Data extracted from a collection:
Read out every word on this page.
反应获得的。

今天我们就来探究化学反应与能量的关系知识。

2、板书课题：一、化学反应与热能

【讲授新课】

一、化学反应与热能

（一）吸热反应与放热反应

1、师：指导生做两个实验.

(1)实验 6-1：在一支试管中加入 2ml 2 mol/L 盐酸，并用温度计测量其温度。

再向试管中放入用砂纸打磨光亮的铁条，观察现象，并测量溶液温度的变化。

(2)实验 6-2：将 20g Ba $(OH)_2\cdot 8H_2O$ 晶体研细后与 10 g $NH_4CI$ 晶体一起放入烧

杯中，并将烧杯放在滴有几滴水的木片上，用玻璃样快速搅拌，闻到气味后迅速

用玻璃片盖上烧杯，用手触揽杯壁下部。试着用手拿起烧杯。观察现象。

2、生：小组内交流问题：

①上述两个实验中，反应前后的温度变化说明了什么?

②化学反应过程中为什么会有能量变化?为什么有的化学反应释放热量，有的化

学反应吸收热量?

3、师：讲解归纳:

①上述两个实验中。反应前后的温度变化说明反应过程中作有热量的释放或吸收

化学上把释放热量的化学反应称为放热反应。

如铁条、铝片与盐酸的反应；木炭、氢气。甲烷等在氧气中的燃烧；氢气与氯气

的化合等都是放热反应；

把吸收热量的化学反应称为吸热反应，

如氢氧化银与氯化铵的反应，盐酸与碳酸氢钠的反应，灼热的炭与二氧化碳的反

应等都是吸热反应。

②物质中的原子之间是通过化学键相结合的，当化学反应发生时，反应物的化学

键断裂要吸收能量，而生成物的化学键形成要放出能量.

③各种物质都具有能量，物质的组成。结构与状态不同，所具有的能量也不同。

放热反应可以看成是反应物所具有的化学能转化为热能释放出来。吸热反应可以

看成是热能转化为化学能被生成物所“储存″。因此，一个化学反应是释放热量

What to produce
Reproduce the listing shown above in its entirety, exactly.

Expected output
Read out every word on this page.
反应获得的。

今天我们就来探究化学反应与能量的关系知识。

2、板书课题：一、化学反应与热能

【讲授新课】

一、化学反应与热能

（一）吸热反应与放热反应

1、师：指导生做两个实验.

(1)实验 6-1：在一支试管中加入 2ml 2 mol/L 盐酸，并用温度计测量其温度。

再向试管中放入用砂纸打磨光亮的铁条，观察现象，并测量溶液温度的变化。

(2)实验 6-2：将 20g Ba $(OH)_2\cdot 8H_2O$ 晶体研细后与 10 g $NH_4CI$ 晶体一起放入烧

杯中，并将烧杯放在滴有几滴水的木片上，用玻璃样快速搅拌，闻到气味后迅速

用玻璃片盖上烧杯，用手触揽杯壁下部。试着用手拿起烧杯。观察现象。

2、生：小组内交流问题：

①上述两个实验中，反应前后的温度变化说明了什么?

②化学反应过程中为什么会有能量变化?为什么有的化学反应释放热量，有的化

学反应吸收热量?

3、师：讲解归纳:

①上述两个实验中。反应前后的温度变化说明反应过程中作有热量的释放或吸收

化学上把释放热量的化学反应称为放热反应。

如铁条、铝片与盐酸的反应；木炭、氢气。甲烷等在氧气中的燃烧；氢气与氯气

的化合等都是放热反应；

把吸收热量的化学反应称为吸热反应，

如氢氧化银与氯化铵的反应，盐酸与碳酸氢钠的反应，灼热的炭与二氧化碳的反

应等都是吸热反应。

②物质中的原子之间是通过化学键相结合的，当化学反应发生时，反应物的化学

键断裂要吸收能量，而生成物的化学键形成要放出能量.

③各种物质都具有能量，物质的组成。结构与状态不同，所具有的能量也不同。

放热反应可以看成是反应物所具有的化学能转化为热能释放出来。吸热反应可以

看成是热能转化为化学能被生成物所“储存″。因此，一个化学反应是释放热量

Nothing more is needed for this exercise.